■ EXERCISE AIM ■
Filter this data down to the lines that hold "wartość", and copy them.

Stored records
# # # # #

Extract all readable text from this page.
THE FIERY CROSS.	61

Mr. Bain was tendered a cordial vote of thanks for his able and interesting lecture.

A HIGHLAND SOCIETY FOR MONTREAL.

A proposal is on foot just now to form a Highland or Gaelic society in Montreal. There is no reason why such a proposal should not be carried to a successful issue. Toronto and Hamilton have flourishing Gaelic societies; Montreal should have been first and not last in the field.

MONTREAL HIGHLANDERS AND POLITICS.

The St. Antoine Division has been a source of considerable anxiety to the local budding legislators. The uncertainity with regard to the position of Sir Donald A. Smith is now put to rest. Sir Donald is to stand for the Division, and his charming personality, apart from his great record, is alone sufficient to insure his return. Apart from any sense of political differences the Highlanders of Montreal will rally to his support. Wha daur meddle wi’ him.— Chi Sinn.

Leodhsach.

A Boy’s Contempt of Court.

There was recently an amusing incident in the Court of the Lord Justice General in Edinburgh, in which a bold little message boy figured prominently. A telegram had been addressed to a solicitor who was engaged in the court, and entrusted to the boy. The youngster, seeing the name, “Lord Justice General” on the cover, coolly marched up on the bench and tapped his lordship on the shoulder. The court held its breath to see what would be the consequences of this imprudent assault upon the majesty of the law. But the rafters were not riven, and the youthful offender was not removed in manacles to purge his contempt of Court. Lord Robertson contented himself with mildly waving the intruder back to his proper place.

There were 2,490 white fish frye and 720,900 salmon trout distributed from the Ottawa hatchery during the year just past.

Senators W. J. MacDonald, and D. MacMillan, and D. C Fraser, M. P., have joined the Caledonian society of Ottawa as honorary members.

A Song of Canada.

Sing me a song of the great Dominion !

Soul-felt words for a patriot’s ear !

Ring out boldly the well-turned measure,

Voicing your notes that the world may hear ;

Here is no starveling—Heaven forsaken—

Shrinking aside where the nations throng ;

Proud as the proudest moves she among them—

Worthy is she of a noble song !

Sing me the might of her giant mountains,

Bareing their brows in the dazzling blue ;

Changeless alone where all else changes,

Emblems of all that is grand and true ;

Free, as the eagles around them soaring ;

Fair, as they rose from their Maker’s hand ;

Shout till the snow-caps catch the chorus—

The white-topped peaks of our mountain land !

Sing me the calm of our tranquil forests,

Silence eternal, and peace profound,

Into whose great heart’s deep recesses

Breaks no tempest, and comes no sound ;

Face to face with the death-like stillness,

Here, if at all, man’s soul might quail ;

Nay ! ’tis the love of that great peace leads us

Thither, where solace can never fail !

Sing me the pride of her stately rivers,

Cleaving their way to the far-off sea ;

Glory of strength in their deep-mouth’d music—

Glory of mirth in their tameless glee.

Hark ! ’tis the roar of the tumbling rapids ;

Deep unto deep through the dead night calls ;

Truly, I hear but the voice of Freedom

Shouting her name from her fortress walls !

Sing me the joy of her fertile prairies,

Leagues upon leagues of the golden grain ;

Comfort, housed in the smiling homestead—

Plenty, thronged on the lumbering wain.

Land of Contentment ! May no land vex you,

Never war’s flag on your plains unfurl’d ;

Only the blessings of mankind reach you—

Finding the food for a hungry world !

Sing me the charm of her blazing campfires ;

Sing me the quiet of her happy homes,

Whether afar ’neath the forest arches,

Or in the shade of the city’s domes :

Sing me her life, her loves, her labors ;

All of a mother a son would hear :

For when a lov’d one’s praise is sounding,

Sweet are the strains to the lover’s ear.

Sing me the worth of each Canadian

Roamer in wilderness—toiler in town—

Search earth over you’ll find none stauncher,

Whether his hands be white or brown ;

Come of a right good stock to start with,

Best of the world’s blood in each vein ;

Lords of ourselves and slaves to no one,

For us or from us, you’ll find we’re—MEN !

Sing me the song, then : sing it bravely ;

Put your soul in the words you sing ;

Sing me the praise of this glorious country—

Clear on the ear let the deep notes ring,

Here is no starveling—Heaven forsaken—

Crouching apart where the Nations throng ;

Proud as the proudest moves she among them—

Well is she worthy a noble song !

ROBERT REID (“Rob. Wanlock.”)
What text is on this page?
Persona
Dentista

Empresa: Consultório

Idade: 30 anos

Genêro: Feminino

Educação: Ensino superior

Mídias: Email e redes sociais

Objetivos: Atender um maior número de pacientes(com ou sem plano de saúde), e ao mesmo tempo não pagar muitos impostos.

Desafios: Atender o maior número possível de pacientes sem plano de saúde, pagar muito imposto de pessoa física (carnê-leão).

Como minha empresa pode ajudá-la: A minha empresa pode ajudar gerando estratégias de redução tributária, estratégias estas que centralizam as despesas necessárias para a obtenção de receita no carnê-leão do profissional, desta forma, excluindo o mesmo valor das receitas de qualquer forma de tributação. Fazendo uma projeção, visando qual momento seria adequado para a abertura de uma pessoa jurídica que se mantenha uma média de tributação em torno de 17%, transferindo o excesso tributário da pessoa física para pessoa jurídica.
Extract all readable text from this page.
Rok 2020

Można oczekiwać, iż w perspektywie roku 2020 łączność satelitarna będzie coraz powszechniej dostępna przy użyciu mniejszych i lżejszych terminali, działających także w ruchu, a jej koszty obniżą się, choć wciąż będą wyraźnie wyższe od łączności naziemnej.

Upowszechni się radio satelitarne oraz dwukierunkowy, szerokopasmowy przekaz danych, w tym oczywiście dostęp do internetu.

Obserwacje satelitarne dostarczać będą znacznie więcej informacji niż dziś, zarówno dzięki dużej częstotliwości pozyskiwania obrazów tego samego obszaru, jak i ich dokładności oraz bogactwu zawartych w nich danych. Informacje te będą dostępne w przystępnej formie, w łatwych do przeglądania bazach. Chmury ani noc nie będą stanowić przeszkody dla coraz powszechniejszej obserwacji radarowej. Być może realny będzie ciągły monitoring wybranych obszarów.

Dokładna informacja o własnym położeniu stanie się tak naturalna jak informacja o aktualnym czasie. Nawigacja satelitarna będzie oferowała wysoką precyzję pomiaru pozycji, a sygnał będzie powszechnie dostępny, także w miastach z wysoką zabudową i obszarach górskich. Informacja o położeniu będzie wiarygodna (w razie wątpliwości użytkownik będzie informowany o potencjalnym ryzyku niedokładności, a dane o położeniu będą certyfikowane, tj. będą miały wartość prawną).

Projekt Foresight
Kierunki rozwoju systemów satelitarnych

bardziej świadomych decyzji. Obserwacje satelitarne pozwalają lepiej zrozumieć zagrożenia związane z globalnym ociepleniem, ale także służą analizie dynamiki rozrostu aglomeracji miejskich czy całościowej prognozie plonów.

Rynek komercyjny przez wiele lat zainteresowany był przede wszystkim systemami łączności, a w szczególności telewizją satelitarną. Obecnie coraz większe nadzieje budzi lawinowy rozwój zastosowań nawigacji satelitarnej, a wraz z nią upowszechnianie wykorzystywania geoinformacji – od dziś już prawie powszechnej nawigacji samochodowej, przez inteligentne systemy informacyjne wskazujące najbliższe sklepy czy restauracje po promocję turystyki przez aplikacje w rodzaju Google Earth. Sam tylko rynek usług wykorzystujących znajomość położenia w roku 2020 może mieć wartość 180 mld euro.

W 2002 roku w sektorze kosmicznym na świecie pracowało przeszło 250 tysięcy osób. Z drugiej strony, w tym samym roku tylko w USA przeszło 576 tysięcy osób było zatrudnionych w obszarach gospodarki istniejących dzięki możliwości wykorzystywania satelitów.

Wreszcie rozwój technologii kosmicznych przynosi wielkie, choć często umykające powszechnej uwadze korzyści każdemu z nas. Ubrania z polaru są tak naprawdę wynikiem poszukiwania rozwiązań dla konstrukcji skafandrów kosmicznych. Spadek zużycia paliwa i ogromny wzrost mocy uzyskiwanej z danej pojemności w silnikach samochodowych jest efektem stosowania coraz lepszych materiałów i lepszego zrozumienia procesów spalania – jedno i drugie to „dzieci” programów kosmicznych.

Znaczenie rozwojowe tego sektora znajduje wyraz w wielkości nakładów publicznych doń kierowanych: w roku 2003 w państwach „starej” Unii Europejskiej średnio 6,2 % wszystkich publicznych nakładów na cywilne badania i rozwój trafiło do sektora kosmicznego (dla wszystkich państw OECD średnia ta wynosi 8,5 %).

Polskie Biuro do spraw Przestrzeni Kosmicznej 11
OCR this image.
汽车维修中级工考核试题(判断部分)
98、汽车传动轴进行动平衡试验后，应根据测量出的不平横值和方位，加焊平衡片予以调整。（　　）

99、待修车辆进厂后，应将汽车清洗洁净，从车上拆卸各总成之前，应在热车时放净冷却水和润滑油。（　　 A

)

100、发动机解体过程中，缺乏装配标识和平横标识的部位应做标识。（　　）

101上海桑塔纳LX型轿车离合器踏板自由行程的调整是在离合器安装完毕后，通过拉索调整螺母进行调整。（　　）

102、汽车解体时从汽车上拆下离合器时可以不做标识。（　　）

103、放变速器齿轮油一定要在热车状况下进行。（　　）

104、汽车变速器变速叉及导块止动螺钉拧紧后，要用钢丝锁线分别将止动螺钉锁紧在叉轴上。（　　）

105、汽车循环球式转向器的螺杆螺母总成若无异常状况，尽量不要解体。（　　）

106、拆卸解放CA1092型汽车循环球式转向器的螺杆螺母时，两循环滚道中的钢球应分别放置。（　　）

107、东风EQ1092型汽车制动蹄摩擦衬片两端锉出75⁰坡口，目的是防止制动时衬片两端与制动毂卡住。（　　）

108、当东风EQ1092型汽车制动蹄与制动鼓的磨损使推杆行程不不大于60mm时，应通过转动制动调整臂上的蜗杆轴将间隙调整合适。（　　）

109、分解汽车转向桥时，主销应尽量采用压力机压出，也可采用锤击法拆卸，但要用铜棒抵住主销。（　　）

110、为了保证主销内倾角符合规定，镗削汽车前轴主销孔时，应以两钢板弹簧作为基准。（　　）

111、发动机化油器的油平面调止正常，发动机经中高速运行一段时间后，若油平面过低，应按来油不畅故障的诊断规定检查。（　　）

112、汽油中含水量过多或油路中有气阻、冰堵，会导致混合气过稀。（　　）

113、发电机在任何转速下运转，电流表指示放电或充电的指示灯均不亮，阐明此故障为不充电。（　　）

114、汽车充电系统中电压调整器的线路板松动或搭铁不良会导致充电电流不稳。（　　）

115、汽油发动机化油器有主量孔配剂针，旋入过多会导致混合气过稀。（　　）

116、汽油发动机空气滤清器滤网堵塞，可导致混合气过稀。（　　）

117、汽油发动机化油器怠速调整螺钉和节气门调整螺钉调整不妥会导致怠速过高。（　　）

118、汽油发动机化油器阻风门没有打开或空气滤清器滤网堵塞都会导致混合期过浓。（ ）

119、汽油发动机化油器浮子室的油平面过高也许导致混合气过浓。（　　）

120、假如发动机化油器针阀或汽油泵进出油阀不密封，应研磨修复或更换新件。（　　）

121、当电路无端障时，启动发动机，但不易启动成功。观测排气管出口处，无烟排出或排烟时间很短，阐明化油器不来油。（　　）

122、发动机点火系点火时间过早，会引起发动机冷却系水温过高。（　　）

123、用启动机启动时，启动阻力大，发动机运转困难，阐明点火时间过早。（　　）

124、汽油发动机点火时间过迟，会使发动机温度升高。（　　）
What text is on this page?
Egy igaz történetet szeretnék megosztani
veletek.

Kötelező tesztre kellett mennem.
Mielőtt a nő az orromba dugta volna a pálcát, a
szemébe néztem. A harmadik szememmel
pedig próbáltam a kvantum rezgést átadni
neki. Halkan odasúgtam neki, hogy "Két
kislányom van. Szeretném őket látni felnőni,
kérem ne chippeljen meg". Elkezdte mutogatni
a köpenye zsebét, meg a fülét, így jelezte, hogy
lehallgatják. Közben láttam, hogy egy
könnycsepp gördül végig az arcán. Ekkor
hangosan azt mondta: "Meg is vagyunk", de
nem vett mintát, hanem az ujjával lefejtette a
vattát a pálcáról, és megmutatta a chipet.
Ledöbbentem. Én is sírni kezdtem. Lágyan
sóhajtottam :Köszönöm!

# # # # #

■ RESULT ■
Dokładna informacja o własnym położeniu stanie się tak naturalna jak informacja o aktualnym czasie. Nawigacja satelitarna będzie oferowała wysoką precyzję pomiaru pozycji, a sygnał będzie powszechnie dostępny, także w miastach z wysoką zabudową i obszarach górskich. Informacja o położeniu będzie wiarygodna (w razie wątpliwości użytkownik będzie informowany o potencjalnym ryzyku niedokładności, a dane o położeniu będą certyfikowane, tj. będą miały wartość prawną).
Rynek komercyjny przez wiele lat zainteresowany był przede wszystkim systemami łączności, a w szczególności telewizją satelitarną. Obecnie coraz większe nadzieje budzi lawinowy rozwój zastosowań nawigacji satelitarnej, a wraz z nią upowszechnianie wykorzystywania geoinformacji – od dziś już prawie powszechnej nawigacji samochodowej, przez inteligentne systemy informacyjne wskazujące najbliższe sklepy czy restauracje po promocję turystyki przez aplikacje w rodzaju Google Earth. Sam tylko rynek usług wykorzystujących znajomość położenia w roku 2020 może mieć wartość 180 mld euro.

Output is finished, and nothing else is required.